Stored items
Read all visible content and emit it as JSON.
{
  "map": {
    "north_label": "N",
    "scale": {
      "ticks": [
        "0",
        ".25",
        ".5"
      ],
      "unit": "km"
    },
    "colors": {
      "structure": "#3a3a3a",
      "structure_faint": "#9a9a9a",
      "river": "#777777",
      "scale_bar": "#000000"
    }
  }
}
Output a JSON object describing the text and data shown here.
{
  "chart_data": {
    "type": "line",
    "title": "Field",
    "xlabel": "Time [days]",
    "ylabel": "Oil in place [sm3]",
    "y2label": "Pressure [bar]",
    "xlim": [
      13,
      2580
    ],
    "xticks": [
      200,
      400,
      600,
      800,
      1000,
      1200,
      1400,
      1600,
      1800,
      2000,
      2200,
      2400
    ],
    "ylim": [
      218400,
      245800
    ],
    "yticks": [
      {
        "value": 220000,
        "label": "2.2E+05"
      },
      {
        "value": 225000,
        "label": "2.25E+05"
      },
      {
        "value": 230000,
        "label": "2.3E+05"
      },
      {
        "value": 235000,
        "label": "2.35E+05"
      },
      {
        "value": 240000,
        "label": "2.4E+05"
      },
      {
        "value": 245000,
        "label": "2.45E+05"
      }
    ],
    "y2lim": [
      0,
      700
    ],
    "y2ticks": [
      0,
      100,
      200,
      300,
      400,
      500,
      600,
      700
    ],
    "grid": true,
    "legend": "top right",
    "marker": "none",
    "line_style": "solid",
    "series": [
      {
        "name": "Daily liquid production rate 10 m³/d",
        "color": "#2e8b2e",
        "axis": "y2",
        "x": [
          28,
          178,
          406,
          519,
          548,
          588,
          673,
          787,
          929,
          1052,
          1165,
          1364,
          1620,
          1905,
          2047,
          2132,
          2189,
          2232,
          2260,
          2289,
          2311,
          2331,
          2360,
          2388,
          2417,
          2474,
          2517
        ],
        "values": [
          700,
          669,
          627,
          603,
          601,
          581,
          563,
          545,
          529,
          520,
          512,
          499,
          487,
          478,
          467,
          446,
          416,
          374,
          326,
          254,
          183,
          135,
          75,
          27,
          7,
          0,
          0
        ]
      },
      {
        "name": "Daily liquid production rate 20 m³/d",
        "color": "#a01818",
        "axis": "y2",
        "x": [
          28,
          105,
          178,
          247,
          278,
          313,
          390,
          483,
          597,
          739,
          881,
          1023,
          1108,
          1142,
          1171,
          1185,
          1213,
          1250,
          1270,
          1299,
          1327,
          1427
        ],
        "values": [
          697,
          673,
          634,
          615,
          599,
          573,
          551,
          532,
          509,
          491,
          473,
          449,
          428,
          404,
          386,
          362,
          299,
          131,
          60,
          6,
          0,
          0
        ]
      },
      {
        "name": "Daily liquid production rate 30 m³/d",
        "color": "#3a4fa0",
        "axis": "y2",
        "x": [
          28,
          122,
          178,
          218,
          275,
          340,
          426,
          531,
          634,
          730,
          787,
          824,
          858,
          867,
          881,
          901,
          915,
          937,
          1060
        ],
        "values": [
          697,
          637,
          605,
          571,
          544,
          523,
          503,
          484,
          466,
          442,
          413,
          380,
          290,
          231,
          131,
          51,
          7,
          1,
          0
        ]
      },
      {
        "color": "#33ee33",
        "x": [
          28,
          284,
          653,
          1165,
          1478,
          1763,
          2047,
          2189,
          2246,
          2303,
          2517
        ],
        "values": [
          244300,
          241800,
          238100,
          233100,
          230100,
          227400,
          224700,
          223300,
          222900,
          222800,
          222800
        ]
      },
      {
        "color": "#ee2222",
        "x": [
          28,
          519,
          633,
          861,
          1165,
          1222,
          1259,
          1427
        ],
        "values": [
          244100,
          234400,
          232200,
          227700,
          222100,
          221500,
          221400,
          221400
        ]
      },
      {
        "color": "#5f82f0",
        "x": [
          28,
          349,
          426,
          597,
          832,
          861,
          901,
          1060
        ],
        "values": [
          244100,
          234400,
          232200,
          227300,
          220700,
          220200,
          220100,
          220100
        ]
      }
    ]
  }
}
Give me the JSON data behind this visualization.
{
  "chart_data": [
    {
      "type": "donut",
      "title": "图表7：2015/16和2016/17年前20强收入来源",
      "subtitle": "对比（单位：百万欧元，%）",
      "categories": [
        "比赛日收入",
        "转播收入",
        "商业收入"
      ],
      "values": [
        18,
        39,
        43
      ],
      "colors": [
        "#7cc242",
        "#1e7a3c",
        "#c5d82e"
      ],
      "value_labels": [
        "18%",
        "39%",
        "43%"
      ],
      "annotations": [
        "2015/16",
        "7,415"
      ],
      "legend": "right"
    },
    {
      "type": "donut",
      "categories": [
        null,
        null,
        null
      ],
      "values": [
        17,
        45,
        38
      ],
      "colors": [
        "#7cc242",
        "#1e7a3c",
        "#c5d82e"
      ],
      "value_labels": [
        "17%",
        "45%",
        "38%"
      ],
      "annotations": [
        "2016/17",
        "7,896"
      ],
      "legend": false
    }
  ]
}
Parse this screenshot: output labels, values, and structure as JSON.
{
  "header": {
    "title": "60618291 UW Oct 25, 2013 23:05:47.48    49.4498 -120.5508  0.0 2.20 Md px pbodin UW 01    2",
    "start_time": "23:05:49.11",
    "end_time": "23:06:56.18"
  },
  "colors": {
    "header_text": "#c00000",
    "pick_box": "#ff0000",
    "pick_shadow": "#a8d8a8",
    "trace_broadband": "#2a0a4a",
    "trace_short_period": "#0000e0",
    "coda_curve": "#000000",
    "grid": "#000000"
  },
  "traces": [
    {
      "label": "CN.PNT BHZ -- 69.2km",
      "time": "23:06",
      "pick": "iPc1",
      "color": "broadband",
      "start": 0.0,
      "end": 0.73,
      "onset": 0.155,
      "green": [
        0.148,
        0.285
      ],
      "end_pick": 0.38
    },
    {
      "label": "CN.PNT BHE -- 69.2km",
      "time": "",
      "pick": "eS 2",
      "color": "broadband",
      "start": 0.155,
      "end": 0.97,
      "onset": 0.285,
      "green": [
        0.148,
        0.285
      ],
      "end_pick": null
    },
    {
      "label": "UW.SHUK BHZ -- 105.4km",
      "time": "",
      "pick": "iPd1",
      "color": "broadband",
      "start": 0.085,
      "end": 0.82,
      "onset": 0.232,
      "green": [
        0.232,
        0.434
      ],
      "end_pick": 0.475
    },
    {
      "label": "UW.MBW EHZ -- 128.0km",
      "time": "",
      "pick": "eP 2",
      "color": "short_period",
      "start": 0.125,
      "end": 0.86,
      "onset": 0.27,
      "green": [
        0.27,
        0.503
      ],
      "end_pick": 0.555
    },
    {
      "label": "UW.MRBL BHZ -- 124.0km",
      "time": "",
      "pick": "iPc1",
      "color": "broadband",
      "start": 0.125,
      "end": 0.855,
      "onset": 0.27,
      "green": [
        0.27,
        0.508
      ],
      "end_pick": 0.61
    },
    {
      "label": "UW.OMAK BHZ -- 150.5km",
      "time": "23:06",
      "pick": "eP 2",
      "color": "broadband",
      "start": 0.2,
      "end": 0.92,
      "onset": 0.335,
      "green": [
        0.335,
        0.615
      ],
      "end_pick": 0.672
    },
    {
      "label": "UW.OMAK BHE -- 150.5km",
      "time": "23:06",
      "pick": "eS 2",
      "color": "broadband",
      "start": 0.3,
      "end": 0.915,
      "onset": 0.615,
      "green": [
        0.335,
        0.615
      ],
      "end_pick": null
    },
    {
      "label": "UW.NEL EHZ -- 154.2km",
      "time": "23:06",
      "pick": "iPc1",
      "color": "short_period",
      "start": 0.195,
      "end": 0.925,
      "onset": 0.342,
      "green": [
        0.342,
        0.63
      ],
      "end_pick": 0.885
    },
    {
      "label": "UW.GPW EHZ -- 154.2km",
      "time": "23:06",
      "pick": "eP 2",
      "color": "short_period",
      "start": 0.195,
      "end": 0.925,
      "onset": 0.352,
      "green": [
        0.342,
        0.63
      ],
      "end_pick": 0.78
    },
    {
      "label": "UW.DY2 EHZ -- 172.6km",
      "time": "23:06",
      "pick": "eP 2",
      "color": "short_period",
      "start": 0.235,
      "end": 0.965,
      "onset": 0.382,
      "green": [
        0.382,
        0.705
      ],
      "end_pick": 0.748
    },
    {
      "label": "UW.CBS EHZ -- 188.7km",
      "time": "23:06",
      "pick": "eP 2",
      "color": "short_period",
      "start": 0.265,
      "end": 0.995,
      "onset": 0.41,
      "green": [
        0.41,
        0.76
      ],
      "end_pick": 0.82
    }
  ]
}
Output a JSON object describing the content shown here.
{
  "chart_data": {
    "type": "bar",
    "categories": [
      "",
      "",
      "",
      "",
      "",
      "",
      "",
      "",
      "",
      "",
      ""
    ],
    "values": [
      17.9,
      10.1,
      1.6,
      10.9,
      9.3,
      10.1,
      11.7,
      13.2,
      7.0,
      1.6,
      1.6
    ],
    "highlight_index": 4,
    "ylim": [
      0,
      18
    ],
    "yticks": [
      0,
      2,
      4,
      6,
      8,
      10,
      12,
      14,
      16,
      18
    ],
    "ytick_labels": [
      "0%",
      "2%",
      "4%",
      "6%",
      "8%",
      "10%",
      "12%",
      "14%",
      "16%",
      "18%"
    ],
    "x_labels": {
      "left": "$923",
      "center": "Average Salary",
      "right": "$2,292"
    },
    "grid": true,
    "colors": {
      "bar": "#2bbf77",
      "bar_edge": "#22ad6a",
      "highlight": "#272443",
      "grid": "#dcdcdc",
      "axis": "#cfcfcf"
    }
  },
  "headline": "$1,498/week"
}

__To be done__
Where a line holds "liquid", copy that line.

__Output for this exercise__
        "name": "Daily liquid production rate 10 m³/d",
        "name": "Daily liquid production rate 20 m³/d",
        "name": "Daily liquid production rate 30 m³/d",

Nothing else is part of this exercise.